- _Your goal_
Return every entry exactly as written.

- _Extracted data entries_
— Begin —
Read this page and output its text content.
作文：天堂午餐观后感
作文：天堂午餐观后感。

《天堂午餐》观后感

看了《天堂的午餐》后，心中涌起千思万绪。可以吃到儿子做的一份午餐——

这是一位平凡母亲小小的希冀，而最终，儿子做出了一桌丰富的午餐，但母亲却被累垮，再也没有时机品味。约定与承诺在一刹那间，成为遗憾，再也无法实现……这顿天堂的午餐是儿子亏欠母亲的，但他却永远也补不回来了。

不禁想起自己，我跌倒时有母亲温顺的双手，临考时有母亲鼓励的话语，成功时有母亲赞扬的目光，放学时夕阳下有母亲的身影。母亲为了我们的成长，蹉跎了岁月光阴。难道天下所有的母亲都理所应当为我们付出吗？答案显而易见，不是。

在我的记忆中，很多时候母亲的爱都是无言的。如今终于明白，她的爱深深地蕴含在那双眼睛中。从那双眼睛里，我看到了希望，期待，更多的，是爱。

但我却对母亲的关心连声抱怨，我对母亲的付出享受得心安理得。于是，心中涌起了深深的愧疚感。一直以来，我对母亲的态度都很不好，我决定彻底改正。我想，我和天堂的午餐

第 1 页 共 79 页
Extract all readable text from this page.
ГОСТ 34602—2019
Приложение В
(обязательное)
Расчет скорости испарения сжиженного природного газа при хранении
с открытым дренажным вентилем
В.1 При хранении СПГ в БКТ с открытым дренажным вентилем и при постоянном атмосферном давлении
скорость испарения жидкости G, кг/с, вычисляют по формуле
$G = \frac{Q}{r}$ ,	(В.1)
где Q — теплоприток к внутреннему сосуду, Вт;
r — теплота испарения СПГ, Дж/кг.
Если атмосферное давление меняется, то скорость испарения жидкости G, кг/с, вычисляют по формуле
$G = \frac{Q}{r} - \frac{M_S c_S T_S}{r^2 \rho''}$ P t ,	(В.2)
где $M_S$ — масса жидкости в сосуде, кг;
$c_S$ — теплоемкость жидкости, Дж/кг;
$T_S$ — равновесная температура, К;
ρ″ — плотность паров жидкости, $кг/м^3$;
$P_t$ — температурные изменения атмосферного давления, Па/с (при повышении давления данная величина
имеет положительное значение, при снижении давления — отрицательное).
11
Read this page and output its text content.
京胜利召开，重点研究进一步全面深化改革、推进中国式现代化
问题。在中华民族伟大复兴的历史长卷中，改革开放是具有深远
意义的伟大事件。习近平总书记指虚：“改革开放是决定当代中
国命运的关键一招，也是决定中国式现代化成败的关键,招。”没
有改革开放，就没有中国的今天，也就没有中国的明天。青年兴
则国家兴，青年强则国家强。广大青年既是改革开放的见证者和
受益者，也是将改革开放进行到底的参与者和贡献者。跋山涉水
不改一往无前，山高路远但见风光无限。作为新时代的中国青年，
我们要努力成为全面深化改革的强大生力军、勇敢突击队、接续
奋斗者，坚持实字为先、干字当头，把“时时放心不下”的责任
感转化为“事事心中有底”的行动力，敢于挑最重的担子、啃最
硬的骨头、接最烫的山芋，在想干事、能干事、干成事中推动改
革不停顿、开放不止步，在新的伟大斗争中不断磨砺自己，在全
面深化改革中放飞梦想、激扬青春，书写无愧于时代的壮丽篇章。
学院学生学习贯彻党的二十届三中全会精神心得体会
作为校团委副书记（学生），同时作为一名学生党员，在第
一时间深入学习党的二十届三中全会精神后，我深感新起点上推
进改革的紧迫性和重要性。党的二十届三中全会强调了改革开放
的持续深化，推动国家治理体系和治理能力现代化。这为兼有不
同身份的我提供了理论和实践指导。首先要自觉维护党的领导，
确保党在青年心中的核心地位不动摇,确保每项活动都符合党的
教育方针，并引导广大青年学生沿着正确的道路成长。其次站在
— End —
- _Exercise result_
Read this page and output its text content.
作文：天堂午餐观后感
作文：天堂午餐观后感。

《天堂午餐》观后感

看了《天堂的午餐》后，心中涌起千思万绪。可以吃到儿子做的一份午餐——

这是一位平凡母亲小小的希冀，而最终，儿子做出了一桌丰富的午餐，但母亲却被累垮，再也没有时机品味。约定与承诺在一刹那间，成为遗憾，再也无法实现……这顿天堂的午餐是儿子亏欠母亲的，但他却永远也补不回来了。

不禁想起自己，我跌倒时有母亲温顺的双手，临考时有母亲鼓励的话语，成功时有母亲赞扬的目光，放学时夕阳下有母亲的身影。母亲为了我们的成长，蹉跎了岁月光阴。难道天下所有的母亲都理所应当为我们付出吗？答案显而易见，不是。

在我的记忆中，很多时候母亲的爱都是无言的。如今终于明白，她的爱深深地蕴含在那双眼睛中。从那双眼睛里，我看到了希望，期待，更多的，是爱。

但我却对母亲的关心连声抱怨，我对母亲的付出享受得心安理得。于是，心中涌起了深深的愧疚感。一直以来，我对母亲的态度都很不好，我决定彻底改正。我想，我和天堂的午餐

第 1 页 共 79 页
Extract all readable text from this page.
ГОСТ 34602—2019
Приложение В
(обязательное)
Расчет скорости испарения сжиженного природного газа при хранении
с открытым дренажным вентилем
В.1 При хранении СПГ в БКТ с открытым дренажным вентилем и при постоянном атмосферном давлении
скорость испарения жидкости G, кг/с, вычисляют по формуле
$G = \frac{Q}{r}$ ,	(В.1)
где Q — теплоприток к внутреннему сосуду, Вт;
r — теплота испарения СПГ, Дж/кг.
Если атмосферное давление меняется, то скорость испарения жидкости G, кг/с, вычисляют по формуле
$G = \frac{Q}{r} - \frac{M_S c_S T_S}{r^2 \rho''}$ P t ,	(В.2)
где $M_S$ — масса жидкости в сосуде, кг;
$c_S$ — теплоемкость жидкости, Дж/кг;
$T_S$ — равновесная температура, К;
ρ″ — плотность паров жидкости, $кг/м^3$;
$P_t$ — температурные изменения атмосферного давления, Па/с (при повышении давления данная величина
имеет положительное значение, при снижении давления — отрицательное).
11
Read this page and output its text content.
京胜利召开，重点研究进一步全面深化改革、推进中国式现代化
问题。在中华民族伟大复兴的历史长卷中，改革开放是具有深远
意义的伟大事件。习近平总书记指虚：“改革开放是决定当代中
国命运的关键一招，也是决定中国式现代化成败的关键,招。”没
有改革开放，就没有中国的今天，也就没有中国的明天。青年兴
则国家兴，青年强则国家强。广大青年既是改革开放的见证者和
受益者，也是将改革开放进行到底的参与者和贡献者。跋山涉水
不改一往无前，山高路远但见风光无限。作为新时代的中国青年，
我们要努力成为全面深化改革的强大生力军、勇敢突击队、接续
奋斗者，坚持实字为先、干字当头，把“时时放心不下”的责任
感转化为“事事心中有底”的行动力，敢于挑最重的担子、啃最
硬的骨头、接最烫的山芋，在想干事、能干事、干成事中推动改
革不停顿、开放不止步，在新的伟大斗争中不断磨砺自己，在全
面深化改革中放飞梦想、激扬青春，书写无愧于时代的壮丽篇章。
学院学生学习贯彻党的二十届三中全会精神心得体会
作为校团委副书记（学生），同时作为一名学生党员，在第
一时间深入学习党的二十届三中全会精神后，我深感新起点上推
进改革的紧迫性和重要性。党的二十届三中全会强调了改革开放
的持续深化，推动国家治理体系和治理能力现代化。这为兼有不
同身份的我提供了理论和实践指导。首先要自觉维护党的领导，
确保党在青年心中的核心地位不动摇,确保每项活动都符合党的
教育方针，并引导广大青年学生沿着正确的道路成长。其次站在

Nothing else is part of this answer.